Begin EXTRACTED DATA

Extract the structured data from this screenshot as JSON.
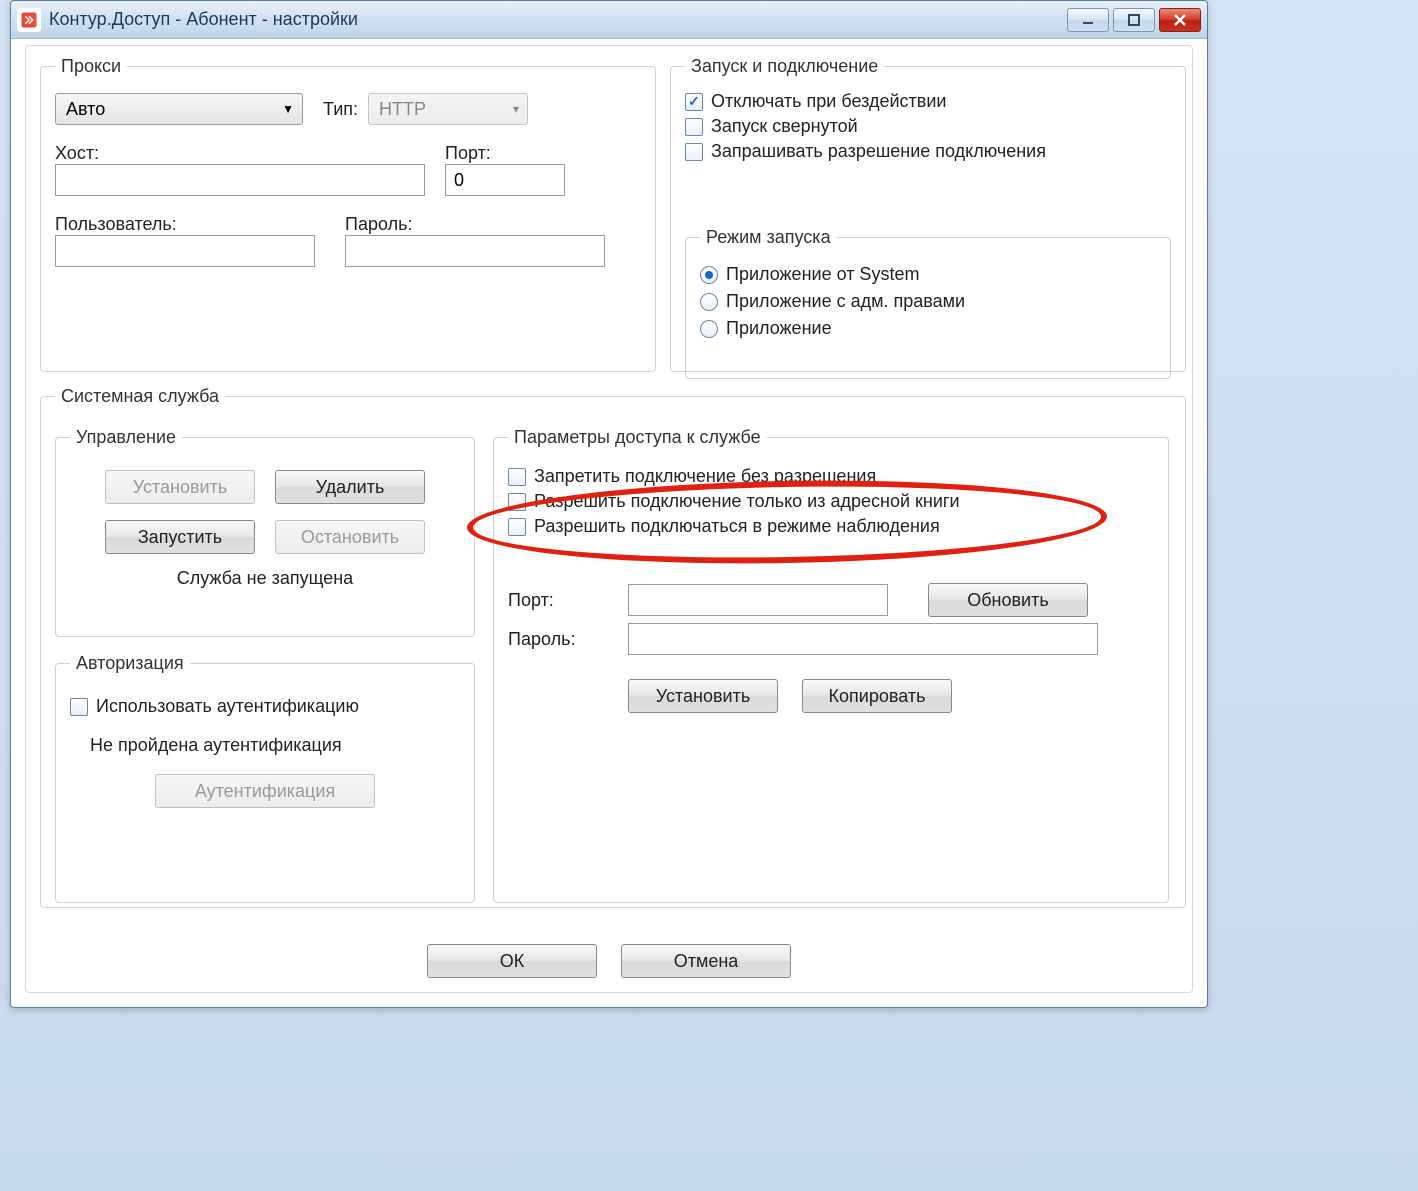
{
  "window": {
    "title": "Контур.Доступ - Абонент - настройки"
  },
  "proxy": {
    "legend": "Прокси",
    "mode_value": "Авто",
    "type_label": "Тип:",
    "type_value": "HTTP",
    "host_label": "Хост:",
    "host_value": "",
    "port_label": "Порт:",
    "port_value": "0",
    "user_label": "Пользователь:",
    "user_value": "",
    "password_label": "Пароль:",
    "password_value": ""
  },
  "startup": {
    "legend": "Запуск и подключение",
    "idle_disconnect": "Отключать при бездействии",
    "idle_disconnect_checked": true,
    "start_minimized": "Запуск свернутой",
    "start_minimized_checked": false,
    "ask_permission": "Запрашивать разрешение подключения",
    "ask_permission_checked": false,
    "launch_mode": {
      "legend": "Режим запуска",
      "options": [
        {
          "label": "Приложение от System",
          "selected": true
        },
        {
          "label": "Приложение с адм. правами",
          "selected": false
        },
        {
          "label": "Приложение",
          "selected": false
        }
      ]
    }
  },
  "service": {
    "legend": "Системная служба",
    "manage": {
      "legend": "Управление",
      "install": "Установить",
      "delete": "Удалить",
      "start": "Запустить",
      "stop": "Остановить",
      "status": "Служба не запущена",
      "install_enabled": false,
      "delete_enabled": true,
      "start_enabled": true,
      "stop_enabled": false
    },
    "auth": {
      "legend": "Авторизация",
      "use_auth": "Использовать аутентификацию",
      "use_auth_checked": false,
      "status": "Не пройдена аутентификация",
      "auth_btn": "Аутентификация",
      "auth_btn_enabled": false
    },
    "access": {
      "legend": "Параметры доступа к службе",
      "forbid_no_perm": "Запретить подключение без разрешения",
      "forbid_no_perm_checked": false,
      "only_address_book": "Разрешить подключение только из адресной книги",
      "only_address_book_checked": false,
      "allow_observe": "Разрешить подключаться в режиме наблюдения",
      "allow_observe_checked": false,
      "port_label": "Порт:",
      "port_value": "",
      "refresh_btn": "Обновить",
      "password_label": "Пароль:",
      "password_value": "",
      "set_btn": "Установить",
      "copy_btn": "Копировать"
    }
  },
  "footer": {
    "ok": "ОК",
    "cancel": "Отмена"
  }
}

End EXTRACTED DATA

## WORK TO DO
Set down the complete material exactly, but do not include the images.

## WRITTEN REPLY
Extract the structured data from this screenshot as JSON.
{
  "window": {
    "title": "Контур.Доступ - Абонент - настройки"
  },
  "proxy": {
    "legend": "Прокси",
    "mode_value": "Авто",
    "type_label": "Тип:",
    "type_value": "HTTP",
    "host_label": "Хост:",
    "host_value": "",
    "port_label": "Порт:",
    "port_value": "0",
    "user_label": "Пользователь:",
    "user_value": "",
    "password_label": "Пароль:",
    "password_value": ""
  },
  "startup": {
    "legend": "Запуск и подключение",
    "idle_disconnect": "Отключать при бездействии",
    "idle_disconnect_checked": true,
    "start_minimized": "Запуск свернутой",
    "start_minimized_checked": false,
    "ask_permission": "Запрашивать разрешение подключения",
    "ask_permission_checked": false,
    "launch_mode": {
      "legend": "Режим запуска",
      "options": [
        {
          "label": "Приложение от System",
          "selected": true
        },
        {
          "label": "Приложение с адм. правами",
          "selected": false
        },
        {
          "label": "Приложение",
          "selected": false
        }
      ]
    }
  },
  "service": {
    "legend": "Системная служба",
    "manage": {
      "legend": "Управление",
      "install": "Установить",
      "delete": "Удалить",
      "start": "Запустить",
      "stop": "Остановить",
      "status": "Служба не запущена",
      "install_enabled": false,
      "delete_enabled": true,
      "start_enabled": true,
      "stop_enabled": false
    },
    "auth": {
      "legend": "Авторизация",
      "use_auth": "Использовать аутентификацию",
      "use_auth_checked": false,
      "status": "Не пройдена аутентификация",
      "auth_btn": "Аутентификация",
      "auth_btn_enabled": false
    },
    "access": {
      "legend": "Параметры доступа к службе",
      "forbid_no_perm": "Запретить подключение без разрешения",
      "forbid_no_perm_checked": false,
      "only_address_book": "Разрешить подключение только из адресной книги",
      "only_address_book_checked": false,
      "allow_observe": "Разрешить подключаться в режиме наблюдения",
      "allow_observe_checked": false,
      "port_label": "Порт:",
      "port_value": "",
      "refresh_btn": "Обновить",
      "password_label": "Пароль:",
      "password_value": "",
      "set_btn": "Установить",
      "copy_btn": "Копировать"
    }
  },
  "footer": {
    "ok": "ОК",
    "cancel": "Отмена"
  }
}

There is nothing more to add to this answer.